Retype each entry below, keeping every character the same.

◆ Task material
====

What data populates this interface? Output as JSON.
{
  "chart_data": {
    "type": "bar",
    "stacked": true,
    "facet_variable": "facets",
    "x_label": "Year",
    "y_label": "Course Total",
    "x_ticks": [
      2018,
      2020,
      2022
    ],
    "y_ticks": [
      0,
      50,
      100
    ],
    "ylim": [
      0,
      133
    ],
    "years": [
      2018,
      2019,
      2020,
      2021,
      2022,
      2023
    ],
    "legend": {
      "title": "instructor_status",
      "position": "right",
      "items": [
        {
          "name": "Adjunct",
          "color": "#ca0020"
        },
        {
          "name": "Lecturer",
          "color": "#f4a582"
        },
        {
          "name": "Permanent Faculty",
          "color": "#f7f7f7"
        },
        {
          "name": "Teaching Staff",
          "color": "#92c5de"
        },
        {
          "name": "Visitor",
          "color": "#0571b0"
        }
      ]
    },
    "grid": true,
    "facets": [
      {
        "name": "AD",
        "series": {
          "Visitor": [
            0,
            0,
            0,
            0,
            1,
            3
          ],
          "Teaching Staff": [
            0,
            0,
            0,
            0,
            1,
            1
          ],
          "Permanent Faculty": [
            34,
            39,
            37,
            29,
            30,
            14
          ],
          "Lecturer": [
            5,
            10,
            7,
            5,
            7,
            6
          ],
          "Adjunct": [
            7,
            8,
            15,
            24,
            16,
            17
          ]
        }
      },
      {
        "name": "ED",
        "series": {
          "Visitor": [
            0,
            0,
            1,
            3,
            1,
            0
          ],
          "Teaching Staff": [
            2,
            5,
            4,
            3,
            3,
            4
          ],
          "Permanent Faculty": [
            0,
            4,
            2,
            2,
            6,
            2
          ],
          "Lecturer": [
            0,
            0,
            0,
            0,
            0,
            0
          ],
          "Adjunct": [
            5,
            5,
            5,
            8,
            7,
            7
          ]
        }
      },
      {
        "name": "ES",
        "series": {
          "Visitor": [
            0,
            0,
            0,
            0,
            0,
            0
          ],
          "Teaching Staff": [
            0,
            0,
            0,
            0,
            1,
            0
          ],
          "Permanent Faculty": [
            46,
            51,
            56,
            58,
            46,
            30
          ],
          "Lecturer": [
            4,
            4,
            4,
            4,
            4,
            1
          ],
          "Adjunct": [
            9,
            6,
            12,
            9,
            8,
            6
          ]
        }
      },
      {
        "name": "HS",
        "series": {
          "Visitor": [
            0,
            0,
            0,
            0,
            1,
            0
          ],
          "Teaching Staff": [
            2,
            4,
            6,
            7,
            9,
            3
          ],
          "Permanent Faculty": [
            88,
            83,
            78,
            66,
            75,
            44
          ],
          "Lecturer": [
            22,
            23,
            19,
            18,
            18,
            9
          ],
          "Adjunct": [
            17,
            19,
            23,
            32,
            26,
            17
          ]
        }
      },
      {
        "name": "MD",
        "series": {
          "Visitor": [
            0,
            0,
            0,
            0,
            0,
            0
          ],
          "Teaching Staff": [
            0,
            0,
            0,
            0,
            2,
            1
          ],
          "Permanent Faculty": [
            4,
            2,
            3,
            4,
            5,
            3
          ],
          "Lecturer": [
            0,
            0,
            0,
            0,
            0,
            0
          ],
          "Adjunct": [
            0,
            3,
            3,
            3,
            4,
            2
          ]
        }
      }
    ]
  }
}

====

◆ Output of the exercise
What data populates this interface? Output as JSON.
{
  "chart_data": {
    "type": "bar",
    "stacked": true,
    "facet_variable": "facets",
    "x_label": "Year",
    "y_label": "Course Total",
    "x_ticks": [
      2018,
      2020,
      2022
    ],
    "y_ticks": [
      0,
      50,
      100
    ],
    "ylim": [
      0,
      133
    ],
    "years": [
      2018,
      2019,
      2020,
      2021,
      2022,
      2023
    ],
    "legend": {
      "title": "instructor_status",
      "position": "right",
      "items": [
        {
          "name": "Adjunct",
          "color": "#ca0020"
        },
        {
          "name": "Lecturer",
          "color": "#f4a582"
        },
        {
          "name": "Permanent Faculty",
          "color": "#f7f7f7"
        },
        {
          "name": "Teaching Staff",
          "color": "#92c5de"
        },
        {
          "name": "Visitor",
          "color": "#0571b0"
        }
      ]
    },
    "grid": true,
    "facets": [
      {
        "name": "AD",
        "series": {
          "Visitor": [
            0,
            0,
            0,
            0,
            1,
            3
          ],
          "Teaching Staff": [
            0,
            0,
            0,
            0,
            1,
            1
          ],
          "Permanent Faculty": [
            34,
            39,
            37,
            29,
            30,
            14
          ],
          "Lecturer": [
            5,
            10,
            7,
            5,
            7,
            6
          ],
          "Adjunct": [
            7,
            8,
            15,
            24,
            16,
            17
          ]
        }
      },
      {
        "name": "ED",
        "series": {
          "Visitor": [
            0,
            0,
            1,
            3,
            1,
            0
          ],
          "Teaching Staff": [
            2,
            5,
            4,
            3,
            3,
            4
          ],
          "Permanent Faculty": [
            0,
            4,
            2,
            2,
            6,
            2
          ],
          "Lecturer": [
            0,
            0,
            0,
            0,
            0,
            0
          ],
          "Adjunct": [
            5,
            5,
            5,
            8,
            7,
            7
          ]
        }
      },
      {
        "name": "ES",
        "series": {
          "Visitor": [
            0,
            0,
            0,
            0,
            0,
            0
          ],
          "Teaching Staff": [
            0,
            0,
            0,
            0,
            1,
            0
          ],
          "Permanent Faculty": [
            46,
            51,
            56,
            58,
            46,
            30
          ],
          "Lecturer": [
            4,
            4,
            4,
            4,
            4,
            1
          ],
          "Adjunct": [
            9,
            6,
            12,
            9,
            8,
            6
          ]
        }
      },
      {
        "name": "HS",
        "series": {
          "Visitor": [
            0,
            0,
            0,
            0,
            1,
            0
          ],
          "Teaching Staff": [
            2,
            4,
            6,
            7,
            9,
            3
          ],
          "Permanent Faculty": [
            88,
            83,
            78,
            66,
            75,
            44
          ],
          "Lecturer": [
            22,
            23,
            19,
            18,
            18,
            9
          ],
          "Adjunct": [
            17,
            19,
            23,
            32,
            26,
            17
          ]
        }
      },
      {
        "name": "MD",
        "series": {
          "Visitor": [
            0,
            0,
            0,
            0,
            0,
            0
          ],
          "Teaching Staff": [
            0,
            0,
            0,
            0,
            2,
            1
          ],
          "Permanent Faculty": [
            4,
            2,
            3,
            4,
            5,
            3
          ],
          "Lecturer": [
            0,
            0,
            0,
            0,
            0,
            0
          ],
          "Adjunct": [
            0,
            3,
            3,
            3,
            4,
            2
          ]
        }
      }
    ]
  }
}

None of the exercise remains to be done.